■ **DATA RECORDS**
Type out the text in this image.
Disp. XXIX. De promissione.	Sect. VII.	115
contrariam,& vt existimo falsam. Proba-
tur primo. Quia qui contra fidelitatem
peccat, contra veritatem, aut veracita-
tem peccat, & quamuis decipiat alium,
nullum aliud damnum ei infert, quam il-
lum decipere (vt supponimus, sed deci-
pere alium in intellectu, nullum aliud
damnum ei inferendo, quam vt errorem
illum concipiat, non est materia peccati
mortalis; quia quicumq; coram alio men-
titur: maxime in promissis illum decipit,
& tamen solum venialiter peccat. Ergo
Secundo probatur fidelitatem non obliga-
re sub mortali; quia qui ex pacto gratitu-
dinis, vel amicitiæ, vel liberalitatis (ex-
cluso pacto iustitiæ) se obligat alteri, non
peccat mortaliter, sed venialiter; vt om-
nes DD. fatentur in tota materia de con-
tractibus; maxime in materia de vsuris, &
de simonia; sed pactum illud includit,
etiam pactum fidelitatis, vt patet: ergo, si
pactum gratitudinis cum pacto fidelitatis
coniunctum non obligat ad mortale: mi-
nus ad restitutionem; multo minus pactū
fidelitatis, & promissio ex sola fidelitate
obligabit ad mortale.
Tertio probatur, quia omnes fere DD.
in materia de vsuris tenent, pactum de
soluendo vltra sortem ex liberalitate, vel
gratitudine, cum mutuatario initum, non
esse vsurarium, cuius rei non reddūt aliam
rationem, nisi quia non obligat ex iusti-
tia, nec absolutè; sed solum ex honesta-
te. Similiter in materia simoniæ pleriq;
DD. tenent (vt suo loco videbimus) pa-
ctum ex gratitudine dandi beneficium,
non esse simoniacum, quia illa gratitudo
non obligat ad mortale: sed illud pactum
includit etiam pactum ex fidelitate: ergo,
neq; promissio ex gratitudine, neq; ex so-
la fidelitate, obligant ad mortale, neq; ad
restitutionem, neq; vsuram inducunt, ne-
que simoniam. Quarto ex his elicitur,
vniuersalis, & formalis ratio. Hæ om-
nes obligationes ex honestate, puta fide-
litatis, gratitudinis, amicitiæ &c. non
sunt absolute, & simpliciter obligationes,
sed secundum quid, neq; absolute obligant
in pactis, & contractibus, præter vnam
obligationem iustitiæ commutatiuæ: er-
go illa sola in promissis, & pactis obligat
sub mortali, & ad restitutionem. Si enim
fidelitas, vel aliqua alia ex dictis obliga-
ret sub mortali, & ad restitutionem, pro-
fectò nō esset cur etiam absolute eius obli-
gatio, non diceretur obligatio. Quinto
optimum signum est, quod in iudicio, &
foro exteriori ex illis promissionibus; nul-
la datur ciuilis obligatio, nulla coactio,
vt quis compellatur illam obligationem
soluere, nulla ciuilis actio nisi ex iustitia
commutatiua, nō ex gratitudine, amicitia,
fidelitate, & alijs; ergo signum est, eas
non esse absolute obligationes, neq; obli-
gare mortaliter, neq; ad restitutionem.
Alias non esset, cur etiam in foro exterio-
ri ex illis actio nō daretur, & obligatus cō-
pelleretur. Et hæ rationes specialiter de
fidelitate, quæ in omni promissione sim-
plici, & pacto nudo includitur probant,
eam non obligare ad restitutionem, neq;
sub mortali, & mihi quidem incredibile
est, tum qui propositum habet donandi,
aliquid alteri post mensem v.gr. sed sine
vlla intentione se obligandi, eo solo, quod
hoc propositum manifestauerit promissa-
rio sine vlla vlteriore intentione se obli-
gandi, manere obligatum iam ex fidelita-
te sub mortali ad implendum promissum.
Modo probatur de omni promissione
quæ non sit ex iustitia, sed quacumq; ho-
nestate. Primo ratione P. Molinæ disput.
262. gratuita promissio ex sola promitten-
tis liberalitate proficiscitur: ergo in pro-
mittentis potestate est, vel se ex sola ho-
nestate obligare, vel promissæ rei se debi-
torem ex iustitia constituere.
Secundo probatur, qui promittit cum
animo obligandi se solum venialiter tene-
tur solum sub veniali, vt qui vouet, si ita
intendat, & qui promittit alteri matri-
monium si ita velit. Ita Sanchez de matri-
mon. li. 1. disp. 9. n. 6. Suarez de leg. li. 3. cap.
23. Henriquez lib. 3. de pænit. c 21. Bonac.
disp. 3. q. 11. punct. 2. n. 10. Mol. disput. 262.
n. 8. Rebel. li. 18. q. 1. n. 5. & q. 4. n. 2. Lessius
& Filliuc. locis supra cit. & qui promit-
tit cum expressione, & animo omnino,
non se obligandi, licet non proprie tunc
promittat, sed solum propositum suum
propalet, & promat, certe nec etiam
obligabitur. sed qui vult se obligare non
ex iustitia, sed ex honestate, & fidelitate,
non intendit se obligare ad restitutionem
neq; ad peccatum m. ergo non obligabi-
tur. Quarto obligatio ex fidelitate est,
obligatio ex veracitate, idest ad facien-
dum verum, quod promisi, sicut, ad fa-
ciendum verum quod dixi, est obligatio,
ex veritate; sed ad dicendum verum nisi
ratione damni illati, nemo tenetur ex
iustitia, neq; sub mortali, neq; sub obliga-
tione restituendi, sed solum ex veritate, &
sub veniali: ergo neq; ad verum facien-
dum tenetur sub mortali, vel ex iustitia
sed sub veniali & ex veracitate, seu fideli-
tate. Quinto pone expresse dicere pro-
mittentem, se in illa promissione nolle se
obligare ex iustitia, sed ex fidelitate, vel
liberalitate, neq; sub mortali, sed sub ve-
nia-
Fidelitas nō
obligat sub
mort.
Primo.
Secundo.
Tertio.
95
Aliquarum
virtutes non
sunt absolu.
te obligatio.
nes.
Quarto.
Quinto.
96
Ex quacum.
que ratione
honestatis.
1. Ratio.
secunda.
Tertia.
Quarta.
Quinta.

■ **TASK DIRECTIONS**
How many lines of the listing above include the word "liberalitate"? State the number and nothing else.

■ **EXERCISE ANSWER**
3